Dataset entries.
◆ ◆ ◆ ◆ ◆ ◆ ◆

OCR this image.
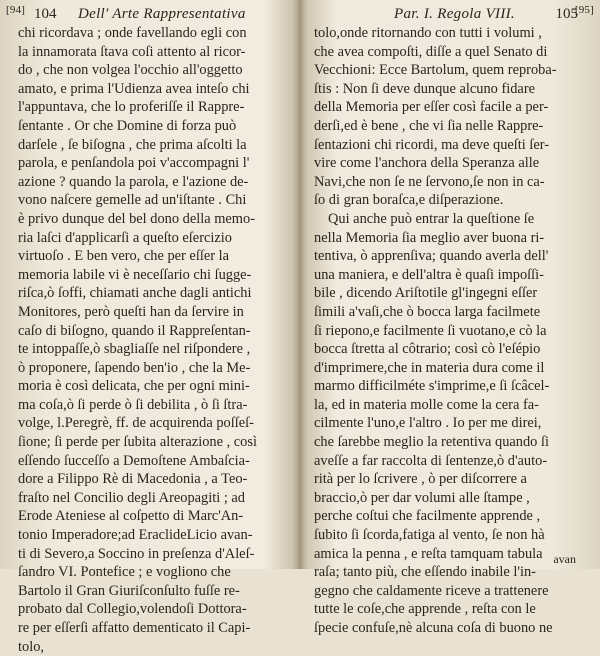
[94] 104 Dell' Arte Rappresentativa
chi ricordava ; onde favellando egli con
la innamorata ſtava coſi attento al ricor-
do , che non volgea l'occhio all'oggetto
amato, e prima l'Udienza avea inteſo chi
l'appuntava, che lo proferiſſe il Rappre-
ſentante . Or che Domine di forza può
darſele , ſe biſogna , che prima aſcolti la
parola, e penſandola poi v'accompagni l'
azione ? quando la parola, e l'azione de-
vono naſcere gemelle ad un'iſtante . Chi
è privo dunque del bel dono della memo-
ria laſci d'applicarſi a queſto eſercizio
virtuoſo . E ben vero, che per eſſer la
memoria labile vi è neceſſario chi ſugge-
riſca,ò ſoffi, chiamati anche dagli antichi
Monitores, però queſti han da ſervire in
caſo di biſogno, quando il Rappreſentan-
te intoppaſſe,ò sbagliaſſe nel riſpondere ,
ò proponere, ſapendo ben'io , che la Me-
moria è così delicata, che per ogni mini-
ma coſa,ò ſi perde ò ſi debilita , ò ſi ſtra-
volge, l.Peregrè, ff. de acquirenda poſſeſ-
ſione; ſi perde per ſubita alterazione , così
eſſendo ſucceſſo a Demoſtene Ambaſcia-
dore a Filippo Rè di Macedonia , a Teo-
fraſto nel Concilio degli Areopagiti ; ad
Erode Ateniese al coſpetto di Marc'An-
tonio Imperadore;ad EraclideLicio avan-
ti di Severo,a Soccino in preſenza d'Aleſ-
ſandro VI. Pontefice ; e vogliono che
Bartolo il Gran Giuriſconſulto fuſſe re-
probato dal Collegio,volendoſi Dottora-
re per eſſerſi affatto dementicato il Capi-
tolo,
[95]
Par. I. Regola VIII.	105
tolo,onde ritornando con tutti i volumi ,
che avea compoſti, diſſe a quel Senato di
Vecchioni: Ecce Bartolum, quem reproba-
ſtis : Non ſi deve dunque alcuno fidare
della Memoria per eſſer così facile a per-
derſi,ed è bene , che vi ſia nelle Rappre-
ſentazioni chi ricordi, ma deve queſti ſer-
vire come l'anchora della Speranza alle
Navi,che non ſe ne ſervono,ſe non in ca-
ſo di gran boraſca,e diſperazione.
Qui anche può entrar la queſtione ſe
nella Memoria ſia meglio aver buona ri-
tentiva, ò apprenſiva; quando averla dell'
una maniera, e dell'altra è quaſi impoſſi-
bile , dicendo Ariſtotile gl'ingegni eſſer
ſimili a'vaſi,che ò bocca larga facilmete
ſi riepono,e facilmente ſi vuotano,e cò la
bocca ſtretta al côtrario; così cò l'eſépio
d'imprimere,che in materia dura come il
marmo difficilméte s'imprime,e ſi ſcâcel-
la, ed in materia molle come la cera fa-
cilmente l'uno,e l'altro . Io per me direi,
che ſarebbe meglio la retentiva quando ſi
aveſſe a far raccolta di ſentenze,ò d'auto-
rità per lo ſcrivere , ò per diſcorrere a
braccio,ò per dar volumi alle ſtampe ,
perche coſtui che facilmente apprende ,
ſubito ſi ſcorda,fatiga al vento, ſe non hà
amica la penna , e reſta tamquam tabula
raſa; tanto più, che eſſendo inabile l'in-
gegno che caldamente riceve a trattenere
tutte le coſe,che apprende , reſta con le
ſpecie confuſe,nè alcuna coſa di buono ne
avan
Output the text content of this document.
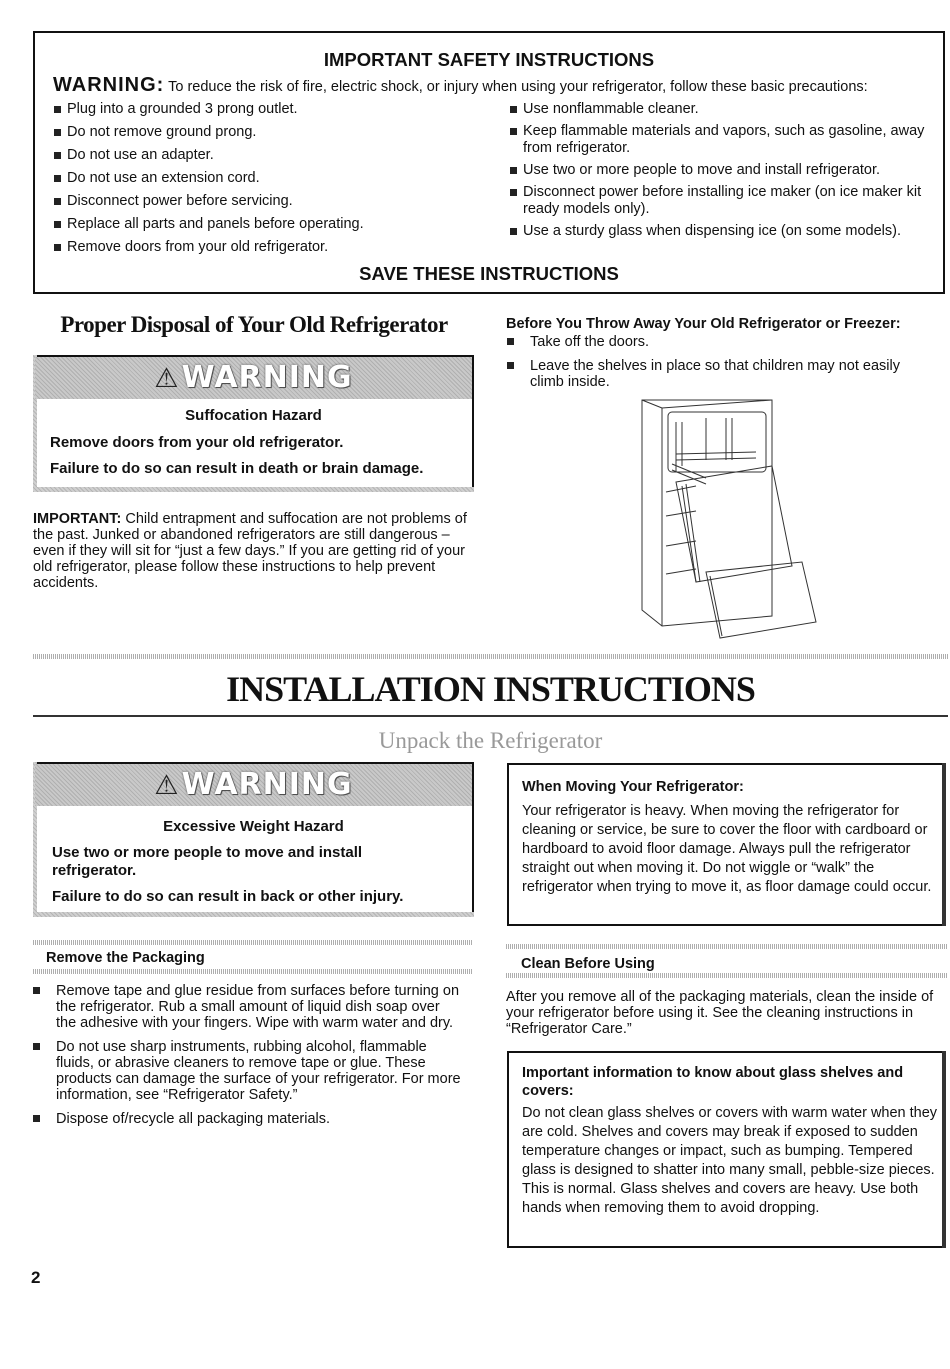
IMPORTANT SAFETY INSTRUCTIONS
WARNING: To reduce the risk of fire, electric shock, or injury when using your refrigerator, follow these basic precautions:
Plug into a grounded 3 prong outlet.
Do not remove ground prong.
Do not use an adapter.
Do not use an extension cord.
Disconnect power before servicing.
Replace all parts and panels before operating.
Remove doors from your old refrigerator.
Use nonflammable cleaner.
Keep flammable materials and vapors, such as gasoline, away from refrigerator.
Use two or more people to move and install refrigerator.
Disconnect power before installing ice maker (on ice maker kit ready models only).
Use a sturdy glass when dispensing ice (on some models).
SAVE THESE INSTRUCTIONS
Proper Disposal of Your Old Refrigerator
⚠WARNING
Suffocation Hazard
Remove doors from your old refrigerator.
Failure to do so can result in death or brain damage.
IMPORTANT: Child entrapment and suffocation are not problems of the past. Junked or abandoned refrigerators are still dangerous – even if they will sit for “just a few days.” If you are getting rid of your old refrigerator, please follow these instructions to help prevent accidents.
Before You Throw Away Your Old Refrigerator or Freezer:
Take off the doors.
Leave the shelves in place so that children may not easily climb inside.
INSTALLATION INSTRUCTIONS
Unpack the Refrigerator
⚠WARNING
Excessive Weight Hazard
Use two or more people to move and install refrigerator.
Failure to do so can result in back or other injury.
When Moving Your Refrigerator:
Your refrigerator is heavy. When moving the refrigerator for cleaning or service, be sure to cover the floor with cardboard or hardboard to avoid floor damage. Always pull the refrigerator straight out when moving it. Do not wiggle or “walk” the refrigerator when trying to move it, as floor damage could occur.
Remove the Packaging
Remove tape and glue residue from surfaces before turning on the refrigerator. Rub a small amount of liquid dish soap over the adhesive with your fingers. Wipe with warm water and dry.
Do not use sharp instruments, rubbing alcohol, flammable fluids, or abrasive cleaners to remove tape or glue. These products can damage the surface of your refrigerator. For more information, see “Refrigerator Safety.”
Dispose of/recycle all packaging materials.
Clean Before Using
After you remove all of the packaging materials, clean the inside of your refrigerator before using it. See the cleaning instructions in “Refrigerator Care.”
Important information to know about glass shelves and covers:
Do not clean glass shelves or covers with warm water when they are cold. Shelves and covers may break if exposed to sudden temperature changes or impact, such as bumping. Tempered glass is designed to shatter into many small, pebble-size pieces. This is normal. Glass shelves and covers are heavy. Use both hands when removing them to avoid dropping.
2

◆ ◆ ◆ ◆ ◆ ◆ ◆

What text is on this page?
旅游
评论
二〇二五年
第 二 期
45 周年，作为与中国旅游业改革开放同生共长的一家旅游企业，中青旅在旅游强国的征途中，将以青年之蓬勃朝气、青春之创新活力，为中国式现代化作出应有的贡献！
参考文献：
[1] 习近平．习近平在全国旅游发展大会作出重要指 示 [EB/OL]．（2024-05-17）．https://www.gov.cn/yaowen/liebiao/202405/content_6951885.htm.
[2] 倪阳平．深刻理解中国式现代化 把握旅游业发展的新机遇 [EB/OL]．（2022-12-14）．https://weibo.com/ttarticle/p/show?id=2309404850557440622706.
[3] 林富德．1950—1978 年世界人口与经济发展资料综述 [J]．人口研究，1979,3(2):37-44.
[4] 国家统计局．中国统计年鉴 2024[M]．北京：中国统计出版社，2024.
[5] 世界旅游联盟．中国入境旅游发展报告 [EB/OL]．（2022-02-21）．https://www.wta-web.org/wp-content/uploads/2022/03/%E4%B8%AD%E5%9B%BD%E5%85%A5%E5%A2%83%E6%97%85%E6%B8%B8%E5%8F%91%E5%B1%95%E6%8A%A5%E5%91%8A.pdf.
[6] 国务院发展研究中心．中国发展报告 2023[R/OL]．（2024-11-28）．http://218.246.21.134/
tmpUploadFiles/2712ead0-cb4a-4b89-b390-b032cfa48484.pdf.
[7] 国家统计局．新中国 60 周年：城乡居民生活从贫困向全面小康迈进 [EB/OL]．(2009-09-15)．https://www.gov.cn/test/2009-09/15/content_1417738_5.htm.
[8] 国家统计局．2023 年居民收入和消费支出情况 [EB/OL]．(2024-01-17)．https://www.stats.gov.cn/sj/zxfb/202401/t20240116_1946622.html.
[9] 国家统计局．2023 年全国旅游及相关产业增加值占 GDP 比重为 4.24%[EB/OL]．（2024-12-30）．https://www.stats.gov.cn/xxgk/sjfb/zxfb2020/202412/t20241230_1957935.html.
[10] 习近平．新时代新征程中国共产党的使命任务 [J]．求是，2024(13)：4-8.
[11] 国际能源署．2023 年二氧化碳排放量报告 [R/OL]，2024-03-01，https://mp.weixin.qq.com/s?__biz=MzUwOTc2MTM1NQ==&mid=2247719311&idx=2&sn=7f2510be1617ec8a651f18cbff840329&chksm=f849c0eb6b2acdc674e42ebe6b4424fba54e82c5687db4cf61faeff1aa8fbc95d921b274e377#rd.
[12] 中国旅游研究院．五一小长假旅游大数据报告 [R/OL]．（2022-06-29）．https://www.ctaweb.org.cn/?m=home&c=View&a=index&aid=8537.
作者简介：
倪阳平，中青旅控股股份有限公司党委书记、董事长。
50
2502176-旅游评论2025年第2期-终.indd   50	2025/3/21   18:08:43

◆ ◆ ◆ ◆ ◆ ◆ ◆

GIVEN PROBLEM. Where a line above holds the string "Failure", show that line.

SOLUTION FOR THIS PROBLEM.
Failure to do so can result in death or brain damage.
Failure to do so can result in back or other injury.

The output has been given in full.